TASK TO CARRY OUT: Copy each entry as it stands, leaving nothing out.

Dataset records:
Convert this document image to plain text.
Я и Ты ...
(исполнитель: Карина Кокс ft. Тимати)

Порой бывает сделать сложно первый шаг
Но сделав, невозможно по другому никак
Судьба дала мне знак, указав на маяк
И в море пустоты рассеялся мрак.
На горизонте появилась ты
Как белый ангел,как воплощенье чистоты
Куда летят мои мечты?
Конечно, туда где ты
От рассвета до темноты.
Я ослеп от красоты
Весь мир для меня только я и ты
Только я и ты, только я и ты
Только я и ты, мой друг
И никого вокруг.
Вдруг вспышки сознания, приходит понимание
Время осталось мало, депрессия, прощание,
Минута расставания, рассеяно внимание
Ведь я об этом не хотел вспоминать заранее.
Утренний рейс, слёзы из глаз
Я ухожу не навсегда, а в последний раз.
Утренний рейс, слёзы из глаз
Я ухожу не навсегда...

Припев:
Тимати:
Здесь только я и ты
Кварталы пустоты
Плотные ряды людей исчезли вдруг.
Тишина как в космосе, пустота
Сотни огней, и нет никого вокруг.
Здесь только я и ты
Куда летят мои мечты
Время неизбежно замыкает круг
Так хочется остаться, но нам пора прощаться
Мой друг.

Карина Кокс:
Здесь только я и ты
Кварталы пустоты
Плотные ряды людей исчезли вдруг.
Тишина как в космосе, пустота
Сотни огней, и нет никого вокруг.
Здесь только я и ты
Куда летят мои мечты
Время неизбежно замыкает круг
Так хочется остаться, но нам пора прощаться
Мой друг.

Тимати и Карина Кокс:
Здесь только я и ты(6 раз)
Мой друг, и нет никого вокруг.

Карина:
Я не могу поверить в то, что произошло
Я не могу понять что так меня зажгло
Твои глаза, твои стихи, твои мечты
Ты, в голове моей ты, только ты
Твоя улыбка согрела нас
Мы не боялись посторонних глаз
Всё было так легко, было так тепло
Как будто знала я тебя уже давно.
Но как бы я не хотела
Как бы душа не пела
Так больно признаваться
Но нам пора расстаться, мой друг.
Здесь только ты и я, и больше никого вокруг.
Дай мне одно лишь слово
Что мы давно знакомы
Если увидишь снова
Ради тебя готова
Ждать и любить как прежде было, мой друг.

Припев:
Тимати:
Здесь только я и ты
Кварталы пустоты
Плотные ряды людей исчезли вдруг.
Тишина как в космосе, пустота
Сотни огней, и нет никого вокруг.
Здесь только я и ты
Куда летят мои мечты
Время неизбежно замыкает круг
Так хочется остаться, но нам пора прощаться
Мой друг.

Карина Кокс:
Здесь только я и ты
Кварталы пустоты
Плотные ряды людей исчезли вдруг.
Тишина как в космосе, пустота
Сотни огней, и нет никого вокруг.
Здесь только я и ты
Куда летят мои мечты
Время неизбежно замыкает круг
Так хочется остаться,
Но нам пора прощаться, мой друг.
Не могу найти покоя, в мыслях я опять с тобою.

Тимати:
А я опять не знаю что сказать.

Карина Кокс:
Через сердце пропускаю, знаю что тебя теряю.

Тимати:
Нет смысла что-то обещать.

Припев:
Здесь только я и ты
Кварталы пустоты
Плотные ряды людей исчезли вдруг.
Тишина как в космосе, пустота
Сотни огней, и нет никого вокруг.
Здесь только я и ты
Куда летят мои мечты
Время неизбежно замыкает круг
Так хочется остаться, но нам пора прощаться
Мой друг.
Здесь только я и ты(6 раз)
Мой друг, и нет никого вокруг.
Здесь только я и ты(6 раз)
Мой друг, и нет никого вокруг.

PROBLEM SOLUTION:
Convert this document image to plain text.
Я и Ты ...
(исполнитель: Карина Кокс ft. Тимати)

Порой бывает сделать сложно первый шаг
Но сделав, невозможно по другому никак
Судьба дала мне знак, указав на маяк
И в море пустоты рассеялся мрак.
На горизонте появилась ты
Как белый ангел,как воплощенье чистоты
Куда летят мои мечты?
Конечно, туда где ты
От рассвета до темноты.
Я ослеп от красоты
Весь мир для меня только я и ты
Только я и ты, только я и ты
Только я и ты, мой друг
И никого вокруг.
Вдруг вспышки сознания, приходит понимание
Время осталось мало, депрессия, прощание,
Минута расставания, рассеяно внимание
Ведь я об этом не хотел вспоминать заранее.
Утренний рейс, слёзы из глаз
Я ухожу не навсегда, а в последний раз.
Утренний рейс, слёзы из глаз
Я ухожу не навсегда...

Припев:
Тимати:
Здесь только я и ты
Кварталы пустоты
Плотные ряды людей исчезли вдруг.
Тишина как в космосе, пустота
Сотни огней, и нет никого вокруг.
Здесь только я и ты
Куда летят мои мечты
Время неизбежно замыкает круг
Так хочется остаться, но нам пора прощаться
Мой друг.

Карина Кокс:
Здесь только я и ты
Кварталы пустоты
Плотные ряды людей исчезли вдруг.
Тишина как в космосе, пустота
Сотни огней, и нет никого вокруг.
Здесь только я и ты
Куда летят мои мечты
Время неизбежно замыкает круг
Так хочется остаться, но нам пора прощаться
Мой друг.

Тимати и Карина Кокс:
Здесь только я и ты(6 раз)
Мой друг, и нет никого вокруг.

Карина:
Я не могу поверить в то, что произошло
Я не могу понять что так меня зажгло
Твои глаза, твои стихи, твои мечты
Ты, в голове моей ты, только ты
Твоя улыбка согрела нас
Мы не боялись посторонних глаз
Всё было так легко, было так тепло
Как будто знала я тебя уже давно.
Но как бы я не хотела
Как бы душа не пела
Так больно признаваться
Но нам пора расстаться, мой друг.
Здесь только ты и я, и больше никого вокруг.
Дай мне одно лишь слово
Что мы давно знакомы
Если увидишь снова
Ради тебя готова
Ждать и любить как прежде было, мой друг.

Припев:
Тимати:
Здесь только я и ты
Кварталы пустоты
Плотные ряды людей исчезли вдруг.
Тишина как в космосе, пустота
Сотни огней, и нет никого вокруг.
Здесь только я и ты
Куда летят мои мечты
Время неизбежно замыкает круг
Так хочется остаться, но нам пора прощаться
Мой друг.

Карина Кокс:
Здесь только я и ты
Кварталы пустоты
Плотные ряды людей исчезли вдруг.
Тишина как в космосе, пустота
Сотни огней, и нет никого вокруг.
Здесь только я и ты
Куда летят мои мечты
Время неизбежно замыкает круг
Так хочется остаться,
Но нам пора прощаться, мой друг.
Не могу найти покоя, в мыслях я опять с тобою.

Тимати:
А я опять не знаю что сказать.

Карина Кокс:
Через сердце пропускаю, знаю что тебя теряю.

Тимати:
Нет смысла что-то обещать.

Припев:
Здесь только я и ты
Кварталы пустоты
Плотные ряды людей исчезли вдруг.
Тишина как в космосе, пустота
Сотни огней, и нет никого вокруг.
Здесь только я и ты
Куда летят мои мечты
Время неизбежно замыкает круг
Так хочется остаться, но нам пора прощаться
Мой друг.
Здесь только я и ты(6 раз)
Мой друг, и нет никого вокруг.
Здесь только я и ты(6 раз)
Мой друг, и нет никого вокруг.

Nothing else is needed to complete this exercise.